[WORK ORDER] Leave the images out and repeat the data exactly as given.

Transcription dataset entries:

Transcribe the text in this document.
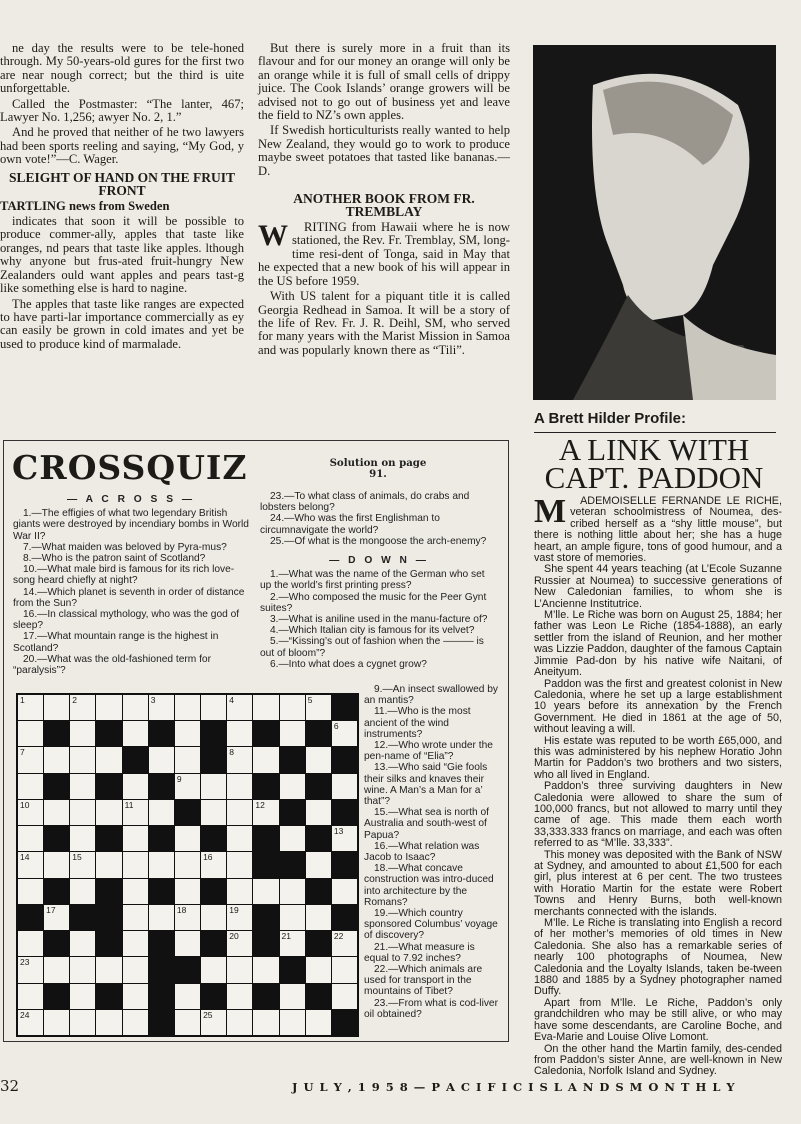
ne day the results were to be tele-honed through. My 50-years-old gures for the first two are near nough correct; but the third is uite unforgettable.

Called the Postmaster: “The lanter, 467; Lawyer No. 1,256; awyer No. 2, 1.”

And he proved that neither of he two lawyers had been sports reeling and saying, “My God, y own vote!”—C. Wager.

SLEIGHT OF HAND ON THE FRUIT FRONT

TARTLING news from Sweden

indicates that soon it will be possible to produce commer-ally, apples that taste like oranges, nd pears that taste like apples. lthough why anyone but frus-ated fruit-hungry New Zealanders ould want apples and pears tast-g like something else is hard to nagine.

The apples that taste like ranges are expected to have parti-lar importance commercially as ey can easily be grown in cold imates and yet be used to produce kind of marmalade.

But there is surely more in a fruit than its flavour and for our money an orange will only be an orange while it is full of small cells of drippy juice. The Cook Islands’ orange growers will be advised not to go out of business yet and leave the field to NZ’s own apples.

If Swedish horticulturists really wanted to help New Zealand, they would go to work to produce maybe sweet potatoes that tasted like bananas.—D.

ANOTHER BOOK FROM FR. TREMBLAY
W	RITING from Hawaii where he is now stationed, the Rev. Fr. Tremblay, SM, long-time resi-dent of Tonga, said in May that he expected that a new book of his will appear in the US before 1959.

With US talent for a piquant title it is called Georgia Redhead in Samoa. It will be a story of the life of Rev. Fr. J. R. Deihl, SM, who served for many years with the Marist Mission in Samoa and was popularly known there as “Tili”.

A Brett Hilder Profile:
A LINK WITH CAPT. PADDON
M	ADEMOISELLE FERNANDE LE RICHE, veteran schoolmistress of Noumea, des-cribed herself as a “shy little mouse”, but there is nothing little about her; she has a huge heart, an ample figure, tons of good humour, and a vast store of memories.

She spent 44 years teaching (at L’Ecole Suzanne Russier at Noumea) to successive generations of New Caledonian families, to whom she is L’Ancienne Institutrice.

M’lle. Le Riche was born on August 25, 1884; her father was Leon Le Riche (1854-1888), an early settler from the island of Reunion, and her mother was Lizzie Paddon, daughter of the famous Captain Jimmie Pad-don by his native wife Naitani, of Aneityum.

Paddon was the first and greatest colonist in New Caledonia, where he set up a large establishment 10 years before its annexation by the French Government. He died in 1861 at the age of 50, without leaving a will.

His estate was reputed to be worth £65,000, and this was administered by his nephew Horatio John Martin for Paddon’s two brothers and two sisters, who all lived in England.

Paddon’s three surviving daughters in New Caledonia were allowed to share the sum of 100,000 francs, but not allowed to marry until they came of age. This made them each worth 33,333.333 francs on marriage, and each was often referred to as “M’lle. 33,333”.

This money was deposited with the Bank of NSW at Sydney, and amounted to about £1,500 for each girl, plus interest at 6 per cent. The two trustees with Horatio Martin for the estate were Robert Towns and Henry Burns, both well-known merchants connected with the islands.

M’lle. Le Riche is translating into English a record of her mother’s memories of old times in New Caledonia. She also has a remarkable series of nearly 100 photographs of Noumea, New Caledonia and the Loyalty Islands, taken be-tween 1880 and 1885 by a Sydney photographer named Duffy.

Apart from M’lle. Le Riche, Paddon’s only grandchildren who may be still alive, or who may have some descendants, are Caroline Boche, and Eva-Marie and Louise Olive Lomont.

On the other hand the Martin family, des-cended from Paddon’s sister Anne, are well-known in New Caledonia, Norfolk Island and Sydney.

CROSSQUIZ	Solution on page 91.

— A C R O S S —

1.—The effigies of what two legendary British giants were destroyed by incendiary bombs in World War II?

7.—What maiden was beloved by Pyra-mus?

8.—Who is the patron saint of Scotland?

10.—What male bird is famous for its rich love-song heard chiefly at night?

14.—Which planet is seventh in order of distance from the Sun?

16.—In classical mythology, who was the god of sleep?

17.—What mountain range is the highest in Scotland?

20.—What was the old-fashioned term for “paralysis”?

23.—To what class of animals, do crabs and lobsters belong?

24.—Who was the first Englishman to circumnavigate the world?

25.—Of what is the mongoose the arch-enemy?

— D O W N —

1.—What was the name of the German who set up the world’s first printing press?

2.—Who composed the music for the Peer Gynt suites?

3.—What is aniline used in the manu-facture of?

4.—Which Italian city is famous for its velvet?

5.—“Kissing’s out of fashion when the ——— is out of bloom”?

6.—Into what does a cygnet grow?

1	2	3	4	5
6
7	8
9
10	11	12
13
14	15	16
17	18	19
20	21	22
23
24	25

9.—An insect swallowed by an mantis?

11.—Who is the most ancient of the wind instruments?

12.—Who wrote under the pen-name of “Elia”?

13.—Who said “Gie fools their silks and knaves their wine. A Man’s a Man for a’ that”?

15.—What sea is north of Australia and south-west of Papua?

16.—What relation was Jacob to Isaac?

18.—What concave construction was intro-duced into architecture by the Romans?

19.—Which country sponsored Columbus’ voyage of discovery?

21.—What measure is equal to 7.92 inches?

22.—Which animals are used for transport in the mountains of Tibet?

23.—From what is cod-liver oil obtained?

32	J U L Y , 1 9 5 8 — P A C I F I C I S L A N D S M O N T H L Y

[SOLUTION TO THIS EXERCISE]
Transcribe the text in this document.
ne day the results were to be tele-honed through. My 50-years-old gures for the first two are near nough correct; but the third is uite unforgettable.

Called the Postmaster: “The lanter, 467; Lawyer No. 1,256; awyer No. 2, 1.”

And he proved that neither of he two lawyers had been sports reeling and saying, “My God, y own vote!”—C. Wager.

SLEIGHT OF HAND ON THE FRUIT FRONT

TARTLING news from Sweden

indicates that soon it will be possible to produce commer-ally, apples that taste like oranges, nd pears that taste like apples. lthough why anyone but frus-ated fruit-hungry New Zealanders ould want apples and pears tast-g like something else is hard to nagine.

The apples that taste like ranges are expected to have parti-lar importance commercially as ey can easily be grown in cold imates and yet be used to produce kind of marmalade.

But there is surely more in a fruit than its flavour and for our money an orange will only be an orange while it is full of small cells of drippy juice. The Cook Islands’ orange growers will be advised not to go out of business yet and leave the field to NZ’s own apples.

If Swedish horticulturists really wanted to help New Zealand, they would go to work to produce maybe sweet potatoes that tasted like bananas.—D.

ANOTHER BOOK FROM FR. TREMBLAY
W	RITING from Hawaii where he is now stationed, the Rev. Fr. Tremblay, SM, long-time resi-dent of Tonga, said in May that he expected that a new book of his will appear in the US before 1959.

With US talent for a piquant title it is called Georgia Redhead in Samoa. It will be a story of the life of Rev. Fr. J. R. Deihl, SM, who served for many years with the Marist Mission in Samoa and was popularly known there as “Tili”.

A Brett Hilder Profile:
A LINK WITH CAPT. PADDON
M	ADEMOISELLE FERNANDE LE RICHE, veteran schoolmistress of Noumea, des-cribed herself as a “shy little mouse”, but there is nothing little about her; she has a huge heart, an ample figure, tons of good humour, and a vast store of memories.

She spent 44 years teaching (at L’Ecole Suzanne Russier at Noumea) to successive generations of New Caledonian families, to whom she is L’Ancienne Institutrice.

M’lle. Le Riche was born on August 25, 1884; her father was Leon Le Riche (1854-1888), an early settler from the island of Reunion, and her mother was Lizzie Paddon, daughter of the famous Captain Jimmie Pad-don by his native wife Naitani, of Aneityum.

Paddon was the first and greatest colonist in New Caledonia, where he set up a large establishment 10 years before its annexation by the French Government. He died in 1861 at the age of 50, without leaving a will.

His estate was reputed to be worth £65,000, and this was administered by his nephew Horatio John Martin for Paddon’s two brothers and two sisters, who all lived in England.

Paddon’s three surviving daughters in New Caledonia were allowed to share the sum of 100,000 francs, but not allowed to marry until they came of age. This made them each worth 33,333.333 francs on marriage, and each was often referred to as “M’lle. 33,333”.

This money was deposited with the Bank of NSW at Sydney, and amounted to about £1,500 for each girl, plus interest at 6 per cent. The two trustees with Horatio Martin for the estate were Robert Towns and Henry Burns, both well-known merchants connected with the islands.

M’lle. Le Riche is translating into English a record of her mother’s memories of old times in New Caledonia. She also has a remarkable series of nearly 100 photographs of Noumea, New Caledonia and the Loyalty Islands, taken be-tween 1880 and 1885 by a Sydney photographer named Duffy.

Apart from M’lle. Le Riche, Paddon’s only grandchildren who may be still alive, or who may have some descendants, are Caroline Boche, and Eva-Marie and Louise Olive Lomont.

On the other hand the Martin family, des-cended from Paddon’s sister Anne, are well-known in New Caledonia, Norfolk Island and Sydney.

CROSSQUIZ	Solution on page 91.

— A C R O S S —

1.—The effigies of what two legendary British giants were destroyed by incendiary bombs in World War II?

7.—What maiden was beloved by Pyra-mus?

8.—Who is the patron saint of Scotland?

10.—What male bird is famous for its rich love-song heard chiefly at night?

14.—Which planet is seventh in order of distance from the Sun?

16.—In classical mythology, who was the god of sleep?

17.—What mountain range is the highest in Scotland?

20.—What was the old-fashioned term for “paralysis”?

23.—To what class of animals, do crabs and lobsters belong?

24.—Who was the first Englishman to circumnavigate the world?

25.—Of what is the mongoose the arch-enemy?

— D O W N —

1.—What was the name of the German who set up the world’s first printing press?

2.—Who composed the music for the Peer Gynt suites?

3.—What is aniline used in the manu-facture of?

4.—Which Italian city is famous for its velvet?

5.—“Kissing’s out of fashion when the ——— is out of bloom”?

6.—Into what does a cygnet grow?

1	2	3	4	5
6
7	8
9
10	11	12
13
14	15	16
17	18	19
20	21	22
23
24	25

9.—An insect swallowed by an mantis?

11.—Who is the most ancient of the wind instruments?

12.—Who wrote under the pen-name of “Elia”?

13.—Who said “Gie fools their silks and knaves their wine. A Man’s a Man for a’ that”?

15.—What sea is north of Australia and south-west of Papua?

16.—What relation was Jacob to Isaac?

18.—What concave construction was intro-duced into architecture by the Romans?

19.—Which country sponsored Columbus’ voyage of discovery?

21.—What measure is equal to 7.92 inches?

22.—Which animals are used for transport in the mountains of Tibet?

23.—From what is cod-liver oil obtained?

32	J U L Y , 1 9 5 8 — P A C I F I C I S L A N D S M O N T H L Y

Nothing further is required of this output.